Requirements → From the listing below, keep only the lines that contain the word "elements", treating uppercase and lowercase letters as different.

####################

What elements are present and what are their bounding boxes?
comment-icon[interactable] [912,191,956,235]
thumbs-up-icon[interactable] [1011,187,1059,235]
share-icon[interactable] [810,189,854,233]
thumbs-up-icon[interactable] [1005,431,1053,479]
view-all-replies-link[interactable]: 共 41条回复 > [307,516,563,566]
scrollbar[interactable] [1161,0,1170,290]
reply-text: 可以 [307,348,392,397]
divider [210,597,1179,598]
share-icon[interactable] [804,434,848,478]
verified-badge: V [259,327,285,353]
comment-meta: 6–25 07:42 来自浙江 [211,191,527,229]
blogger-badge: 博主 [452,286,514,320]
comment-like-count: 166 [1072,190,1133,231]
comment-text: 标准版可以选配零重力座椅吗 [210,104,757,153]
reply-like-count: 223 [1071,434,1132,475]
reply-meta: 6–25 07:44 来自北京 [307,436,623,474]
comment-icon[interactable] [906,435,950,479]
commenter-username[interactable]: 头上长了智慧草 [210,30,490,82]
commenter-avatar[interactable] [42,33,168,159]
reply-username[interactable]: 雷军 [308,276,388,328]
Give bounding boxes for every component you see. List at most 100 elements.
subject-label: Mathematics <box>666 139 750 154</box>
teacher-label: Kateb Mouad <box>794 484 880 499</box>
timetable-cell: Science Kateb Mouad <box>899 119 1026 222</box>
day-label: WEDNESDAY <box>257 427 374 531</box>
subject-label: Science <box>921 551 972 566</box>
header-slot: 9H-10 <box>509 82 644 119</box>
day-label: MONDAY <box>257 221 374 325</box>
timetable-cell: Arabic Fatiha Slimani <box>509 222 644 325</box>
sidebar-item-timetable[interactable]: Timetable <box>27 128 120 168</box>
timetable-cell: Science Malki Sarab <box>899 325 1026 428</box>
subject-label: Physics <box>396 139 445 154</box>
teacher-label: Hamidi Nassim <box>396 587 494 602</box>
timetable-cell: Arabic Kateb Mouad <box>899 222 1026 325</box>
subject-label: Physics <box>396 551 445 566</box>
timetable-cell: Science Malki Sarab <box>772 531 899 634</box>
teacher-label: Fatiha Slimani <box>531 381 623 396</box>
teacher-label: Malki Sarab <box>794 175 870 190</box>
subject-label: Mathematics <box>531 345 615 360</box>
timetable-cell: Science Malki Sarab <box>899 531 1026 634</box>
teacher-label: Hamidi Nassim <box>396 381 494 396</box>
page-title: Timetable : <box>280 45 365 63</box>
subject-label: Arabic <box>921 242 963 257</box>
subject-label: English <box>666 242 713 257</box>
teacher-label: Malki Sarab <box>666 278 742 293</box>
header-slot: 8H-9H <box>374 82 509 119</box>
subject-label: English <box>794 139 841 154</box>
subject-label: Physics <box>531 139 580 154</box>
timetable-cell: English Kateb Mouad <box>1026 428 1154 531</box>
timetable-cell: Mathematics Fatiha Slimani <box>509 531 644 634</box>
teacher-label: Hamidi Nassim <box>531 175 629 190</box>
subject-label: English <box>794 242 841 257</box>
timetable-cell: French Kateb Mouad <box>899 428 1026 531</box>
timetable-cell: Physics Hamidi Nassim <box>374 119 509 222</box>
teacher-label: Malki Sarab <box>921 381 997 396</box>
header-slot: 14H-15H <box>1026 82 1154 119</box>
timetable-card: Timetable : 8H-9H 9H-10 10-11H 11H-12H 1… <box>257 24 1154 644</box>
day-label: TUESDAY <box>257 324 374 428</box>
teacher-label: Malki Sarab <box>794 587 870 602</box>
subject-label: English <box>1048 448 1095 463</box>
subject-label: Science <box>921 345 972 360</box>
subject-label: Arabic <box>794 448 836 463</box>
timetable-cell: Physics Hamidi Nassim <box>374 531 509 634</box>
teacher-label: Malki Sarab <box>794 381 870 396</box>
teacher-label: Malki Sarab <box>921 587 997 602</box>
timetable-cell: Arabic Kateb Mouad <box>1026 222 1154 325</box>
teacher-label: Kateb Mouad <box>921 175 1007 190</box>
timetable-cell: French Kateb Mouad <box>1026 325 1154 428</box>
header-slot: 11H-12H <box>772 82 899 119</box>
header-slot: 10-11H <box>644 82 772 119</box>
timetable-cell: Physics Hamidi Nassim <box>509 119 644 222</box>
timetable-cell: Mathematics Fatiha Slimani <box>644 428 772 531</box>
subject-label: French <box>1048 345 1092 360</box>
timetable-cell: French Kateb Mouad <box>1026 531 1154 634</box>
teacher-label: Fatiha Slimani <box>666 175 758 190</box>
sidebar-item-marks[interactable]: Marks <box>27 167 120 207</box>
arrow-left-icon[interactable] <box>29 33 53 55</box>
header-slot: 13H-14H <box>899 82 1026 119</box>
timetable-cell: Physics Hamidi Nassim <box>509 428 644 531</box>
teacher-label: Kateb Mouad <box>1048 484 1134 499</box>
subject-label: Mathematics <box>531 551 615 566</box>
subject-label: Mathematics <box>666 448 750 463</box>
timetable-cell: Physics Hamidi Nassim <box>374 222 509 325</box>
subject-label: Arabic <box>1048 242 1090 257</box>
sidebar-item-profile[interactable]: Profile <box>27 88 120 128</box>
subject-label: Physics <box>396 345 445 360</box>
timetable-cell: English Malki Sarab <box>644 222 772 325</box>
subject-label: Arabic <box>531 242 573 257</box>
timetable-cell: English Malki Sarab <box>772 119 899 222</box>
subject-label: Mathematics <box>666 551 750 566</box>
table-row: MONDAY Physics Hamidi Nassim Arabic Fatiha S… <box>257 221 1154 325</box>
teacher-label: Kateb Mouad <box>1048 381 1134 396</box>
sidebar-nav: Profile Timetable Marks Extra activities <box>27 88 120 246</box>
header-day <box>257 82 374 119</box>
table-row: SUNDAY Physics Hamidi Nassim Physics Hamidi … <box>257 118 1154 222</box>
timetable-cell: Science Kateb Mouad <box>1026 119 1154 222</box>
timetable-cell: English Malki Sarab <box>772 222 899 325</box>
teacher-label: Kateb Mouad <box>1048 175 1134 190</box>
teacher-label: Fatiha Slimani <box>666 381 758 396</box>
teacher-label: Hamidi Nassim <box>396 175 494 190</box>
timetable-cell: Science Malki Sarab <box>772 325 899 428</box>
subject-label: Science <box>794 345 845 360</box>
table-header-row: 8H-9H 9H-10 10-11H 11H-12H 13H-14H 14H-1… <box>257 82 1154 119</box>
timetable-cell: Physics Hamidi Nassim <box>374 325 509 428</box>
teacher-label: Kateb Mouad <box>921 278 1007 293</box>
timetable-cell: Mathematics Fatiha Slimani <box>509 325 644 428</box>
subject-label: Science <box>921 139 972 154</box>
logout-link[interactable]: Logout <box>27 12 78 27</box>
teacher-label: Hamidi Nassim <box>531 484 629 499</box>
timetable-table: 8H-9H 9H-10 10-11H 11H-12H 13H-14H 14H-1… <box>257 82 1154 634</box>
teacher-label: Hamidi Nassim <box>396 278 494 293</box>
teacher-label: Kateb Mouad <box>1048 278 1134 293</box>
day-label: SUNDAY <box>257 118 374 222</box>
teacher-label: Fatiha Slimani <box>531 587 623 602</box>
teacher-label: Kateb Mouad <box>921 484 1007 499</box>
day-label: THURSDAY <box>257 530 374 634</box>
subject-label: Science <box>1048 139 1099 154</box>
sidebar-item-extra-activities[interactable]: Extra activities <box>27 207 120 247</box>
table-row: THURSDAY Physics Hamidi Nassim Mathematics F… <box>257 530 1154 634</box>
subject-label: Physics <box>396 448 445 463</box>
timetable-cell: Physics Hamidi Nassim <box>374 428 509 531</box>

####################

Task solution →
What elements are present and what are their bounding boxes?
Give bounding boxes for every component you see. List at most 100 elements.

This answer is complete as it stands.